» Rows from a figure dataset
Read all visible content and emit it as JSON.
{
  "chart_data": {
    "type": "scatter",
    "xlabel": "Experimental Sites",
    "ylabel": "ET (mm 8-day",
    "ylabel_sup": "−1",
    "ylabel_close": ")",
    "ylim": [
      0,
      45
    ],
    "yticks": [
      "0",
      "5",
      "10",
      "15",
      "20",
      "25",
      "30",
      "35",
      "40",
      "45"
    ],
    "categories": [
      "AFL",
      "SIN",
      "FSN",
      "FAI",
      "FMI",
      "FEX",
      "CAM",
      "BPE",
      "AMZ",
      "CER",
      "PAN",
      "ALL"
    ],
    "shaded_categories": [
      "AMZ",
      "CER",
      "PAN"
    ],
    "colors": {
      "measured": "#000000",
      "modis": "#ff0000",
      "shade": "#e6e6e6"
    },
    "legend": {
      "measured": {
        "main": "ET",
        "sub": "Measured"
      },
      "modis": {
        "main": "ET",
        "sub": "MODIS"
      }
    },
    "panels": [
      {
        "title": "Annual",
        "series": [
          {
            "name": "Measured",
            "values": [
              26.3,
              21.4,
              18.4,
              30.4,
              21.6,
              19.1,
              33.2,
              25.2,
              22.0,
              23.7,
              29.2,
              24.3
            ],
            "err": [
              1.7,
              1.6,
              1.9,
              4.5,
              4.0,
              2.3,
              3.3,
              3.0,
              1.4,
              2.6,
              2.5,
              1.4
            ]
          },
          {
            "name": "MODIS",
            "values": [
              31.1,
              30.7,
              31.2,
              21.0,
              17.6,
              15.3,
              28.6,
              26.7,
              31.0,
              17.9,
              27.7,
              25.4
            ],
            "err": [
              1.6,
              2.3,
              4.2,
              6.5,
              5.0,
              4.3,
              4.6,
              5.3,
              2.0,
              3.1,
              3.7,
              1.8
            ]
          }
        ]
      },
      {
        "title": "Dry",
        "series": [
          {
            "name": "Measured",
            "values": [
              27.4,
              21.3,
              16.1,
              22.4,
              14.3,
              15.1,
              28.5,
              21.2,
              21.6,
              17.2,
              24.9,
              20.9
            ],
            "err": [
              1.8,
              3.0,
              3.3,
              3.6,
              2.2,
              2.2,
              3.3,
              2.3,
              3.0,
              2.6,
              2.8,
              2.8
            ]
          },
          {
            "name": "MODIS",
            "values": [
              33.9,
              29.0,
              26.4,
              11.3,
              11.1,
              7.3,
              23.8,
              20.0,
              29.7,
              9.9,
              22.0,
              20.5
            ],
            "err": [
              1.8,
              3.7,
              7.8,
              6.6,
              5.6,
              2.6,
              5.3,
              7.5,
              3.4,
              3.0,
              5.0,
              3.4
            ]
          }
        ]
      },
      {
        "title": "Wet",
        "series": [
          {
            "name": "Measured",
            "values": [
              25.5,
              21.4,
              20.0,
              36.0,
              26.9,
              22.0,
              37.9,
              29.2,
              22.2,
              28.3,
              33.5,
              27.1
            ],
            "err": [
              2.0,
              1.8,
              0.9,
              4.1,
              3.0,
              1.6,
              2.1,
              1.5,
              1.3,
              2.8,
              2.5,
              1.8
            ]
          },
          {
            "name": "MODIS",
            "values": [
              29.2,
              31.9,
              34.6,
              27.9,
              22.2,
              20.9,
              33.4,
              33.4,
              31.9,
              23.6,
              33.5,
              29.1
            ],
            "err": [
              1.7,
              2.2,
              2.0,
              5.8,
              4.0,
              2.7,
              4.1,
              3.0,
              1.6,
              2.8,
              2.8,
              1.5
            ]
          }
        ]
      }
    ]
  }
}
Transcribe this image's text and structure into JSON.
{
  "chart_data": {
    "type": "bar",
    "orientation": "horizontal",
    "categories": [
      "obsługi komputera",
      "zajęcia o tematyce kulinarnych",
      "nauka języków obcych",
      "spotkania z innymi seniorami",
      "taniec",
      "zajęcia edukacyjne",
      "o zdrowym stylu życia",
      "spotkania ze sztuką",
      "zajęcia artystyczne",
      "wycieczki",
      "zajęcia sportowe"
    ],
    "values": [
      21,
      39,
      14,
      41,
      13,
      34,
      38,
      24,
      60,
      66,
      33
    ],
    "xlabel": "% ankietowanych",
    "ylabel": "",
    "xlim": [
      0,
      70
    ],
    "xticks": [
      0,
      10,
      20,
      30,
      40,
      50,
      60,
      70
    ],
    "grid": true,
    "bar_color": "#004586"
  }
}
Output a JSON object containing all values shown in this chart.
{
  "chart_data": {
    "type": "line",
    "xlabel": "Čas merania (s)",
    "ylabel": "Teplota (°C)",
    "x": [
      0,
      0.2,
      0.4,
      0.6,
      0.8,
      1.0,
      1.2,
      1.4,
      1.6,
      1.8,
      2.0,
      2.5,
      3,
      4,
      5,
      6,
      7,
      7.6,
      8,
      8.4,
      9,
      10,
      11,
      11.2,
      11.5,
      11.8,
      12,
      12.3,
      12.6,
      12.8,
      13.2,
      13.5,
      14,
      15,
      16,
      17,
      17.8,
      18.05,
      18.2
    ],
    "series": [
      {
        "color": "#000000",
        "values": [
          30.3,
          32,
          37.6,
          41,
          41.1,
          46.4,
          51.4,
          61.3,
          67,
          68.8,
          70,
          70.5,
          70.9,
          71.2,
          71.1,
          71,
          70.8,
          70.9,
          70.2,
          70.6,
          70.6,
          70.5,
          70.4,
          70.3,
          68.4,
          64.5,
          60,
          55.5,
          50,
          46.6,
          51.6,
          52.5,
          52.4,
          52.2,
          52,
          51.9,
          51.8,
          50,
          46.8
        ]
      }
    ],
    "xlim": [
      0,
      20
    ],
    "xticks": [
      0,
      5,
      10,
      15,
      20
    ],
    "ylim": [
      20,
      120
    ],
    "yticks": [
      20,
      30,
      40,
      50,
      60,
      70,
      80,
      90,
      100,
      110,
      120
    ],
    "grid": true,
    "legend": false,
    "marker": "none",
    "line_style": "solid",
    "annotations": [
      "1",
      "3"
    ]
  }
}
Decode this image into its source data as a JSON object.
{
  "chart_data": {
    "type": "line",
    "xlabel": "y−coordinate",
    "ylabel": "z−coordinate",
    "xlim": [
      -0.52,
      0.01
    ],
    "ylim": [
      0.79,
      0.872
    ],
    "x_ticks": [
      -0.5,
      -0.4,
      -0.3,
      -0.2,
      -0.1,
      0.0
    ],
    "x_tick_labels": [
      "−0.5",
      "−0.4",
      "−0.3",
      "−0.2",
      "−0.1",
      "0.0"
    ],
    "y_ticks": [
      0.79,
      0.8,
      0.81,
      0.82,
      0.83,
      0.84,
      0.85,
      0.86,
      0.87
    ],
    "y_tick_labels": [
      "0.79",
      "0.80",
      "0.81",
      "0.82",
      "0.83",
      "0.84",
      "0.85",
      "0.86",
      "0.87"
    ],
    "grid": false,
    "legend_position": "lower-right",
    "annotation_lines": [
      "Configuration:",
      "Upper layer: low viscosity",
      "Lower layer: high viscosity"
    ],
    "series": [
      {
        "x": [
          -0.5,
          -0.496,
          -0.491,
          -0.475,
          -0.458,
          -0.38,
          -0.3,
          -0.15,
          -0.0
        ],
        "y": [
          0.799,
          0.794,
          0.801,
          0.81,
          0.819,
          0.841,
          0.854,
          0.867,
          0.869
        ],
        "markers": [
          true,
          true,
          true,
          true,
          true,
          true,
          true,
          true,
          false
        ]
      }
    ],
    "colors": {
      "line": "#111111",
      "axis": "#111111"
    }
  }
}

» What you are asked to do
List all lines above in which the string "type" appears.

» Answer to the problem
    "type": "scatter",
    "type": "bar",
    "type": "line",
    "type": "line",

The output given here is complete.